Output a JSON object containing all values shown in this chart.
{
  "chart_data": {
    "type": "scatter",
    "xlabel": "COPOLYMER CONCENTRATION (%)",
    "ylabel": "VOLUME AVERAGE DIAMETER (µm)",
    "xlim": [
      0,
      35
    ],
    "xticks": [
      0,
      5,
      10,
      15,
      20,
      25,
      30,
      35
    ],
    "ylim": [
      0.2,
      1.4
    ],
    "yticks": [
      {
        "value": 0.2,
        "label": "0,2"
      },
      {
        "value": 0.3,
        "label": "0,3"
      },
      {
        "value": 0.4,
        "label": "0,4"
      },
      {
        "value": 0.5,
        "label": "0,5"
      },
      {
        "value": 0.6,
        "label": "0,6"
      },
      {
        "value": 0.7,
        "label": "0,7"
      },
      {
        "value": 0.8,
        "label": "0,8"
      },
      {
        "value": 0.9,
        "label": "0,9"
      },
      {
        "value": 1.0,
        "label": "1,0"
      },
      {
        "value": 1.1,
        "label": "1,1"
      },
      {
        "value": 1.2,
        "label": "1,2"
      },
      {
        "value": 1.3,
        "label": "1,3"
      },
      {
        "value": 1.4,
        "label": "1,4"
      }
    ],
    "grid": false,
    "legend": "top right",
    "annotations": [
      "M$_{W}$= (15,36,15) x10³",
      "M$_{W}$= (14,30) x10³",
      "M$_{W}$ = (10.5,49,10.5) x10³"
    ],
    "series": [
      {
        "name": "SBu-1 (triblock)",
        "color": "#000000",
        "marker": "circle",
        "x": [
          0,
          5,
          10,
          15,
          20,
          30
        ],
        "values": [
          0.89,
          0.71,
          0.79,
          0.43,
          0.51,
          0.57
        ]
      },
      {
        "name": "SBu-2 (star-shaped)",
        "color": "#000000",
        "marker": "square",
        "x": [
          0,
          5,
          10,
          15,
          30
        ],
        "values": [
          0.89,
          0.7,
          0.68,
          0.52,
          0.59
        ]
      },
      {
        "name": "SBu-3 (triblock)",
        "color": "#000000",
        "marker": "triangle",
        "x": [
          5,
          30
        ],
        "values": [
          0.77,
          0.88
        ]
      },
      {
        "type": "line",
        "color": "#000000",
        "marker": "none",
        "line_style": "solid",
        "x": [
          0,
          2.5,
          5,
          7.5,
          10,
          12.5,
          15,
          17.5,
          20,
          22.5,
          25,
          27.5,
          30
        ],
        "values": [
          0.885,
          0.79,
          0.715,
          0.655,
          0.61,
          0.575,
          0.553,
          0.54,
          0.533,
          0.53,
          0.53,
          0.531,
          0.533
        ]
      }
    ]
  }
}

******************************

> Description of the task
Set down all of the entries exactly, please.

> Solution for this task
Output a JSON object containing all values shown in this chart.
{
  "chart_data": {
    "type": "scatter",
    "xlabel": "COPOLYMER CONCENTRATION (%)",
    "ylabel": "VOLUME AVERAGE DIAMETER (µm)",
    "xlim": [
      0,
      35
    ],
    "xticks": [
      0,
      5,
      10,
      15,
      20,
      25,
      30,
      35
    ],
    "ylim": [
      0.2,
      1.4
    ],
    "yticks": [
      {
        "value": 0.2,
        "label": "0,2"
      },
      {
        "value": 0.3,
        "label": "0,3"
      },
      {
        "value": 0.4,
        "label": "0,4"
      },
      {
        "value": 0.5,
        "label": "0,5"
      },
      {
        "value": 0.6,
        "label": "0,6"
      },
      {
        "value": 0.7,
        "label": "0,7"
      },
      {
        "value": 0.8,
        "label": "0,8"
      },
      {
        "value": 0.9,
        "label": "0,9"
      },
      {
        "value": 1.0,
        "label": "1,0"
      },
      {
        "value": 1.1,
        "label": "1,1"
      },
      {
        "value": 1.2,
        "label": "1,2"
      },
      {
        "value": 1.3,
        "label": "1,3"
      },
      {
        "value": 1.4,
        "label": "1,4"
      }
    ],
    "grid": false,
    "legend": "top right",
    "annotations": [
      "M$_{W}$= (15,36,15) x10³",
      "M$_{W}$= (14,30) x10³",
      "M$_{W}$ = (10.5,49,10.5) x10³"
    ],
    "series": [
      {
        "name": "SBu-1 (triblock)",
        "color": "#000000",
        "marker": "circle",
        "x": [
          0,
          5,
          10,
          15,
          20,
          30
        ],
        "values": [
          0.89,
          0.71,
          0.79,
          0.43,
          0.51,
          0.57
        ]
      },
      {
        "name": "SBu-2 (star-shaped)",
        "color": "#000000",
        "marker": "square",
        "x": [
          0,
          5,
          10,
          15,
          30
        ],
        "values": [
          0.89,
          0.7,
          0.68,
          0.52,
          0.59
        ]
      },
      {
        "name": "SBu-3 (triblock)",
        "color": "#000000",
        "marker": "triangle",
        "x": [
          5,
          30
        ],
        "values": [
          0.77,
          0.88
        ]
      },
      {
        "type": "line",
        "color": "#000000",
        "marker": "none",
        "line_style": "solid",
        "x": [
          0,
          2.5,
          5,
          7.5,
          10,
          12.5,
          15,
          17.5,
          20,
          22.5,
          25,
          27.5,
          30
        ],
        "values": [
          0.885,
          0.79,
          0.715,
          0.655,
          0.61,
          0.575,
          0.553,
          0.54,
          0.533,
          0.53,
          0.53,
          0.531,
          0.533
        ]
      }
    ]
  }
}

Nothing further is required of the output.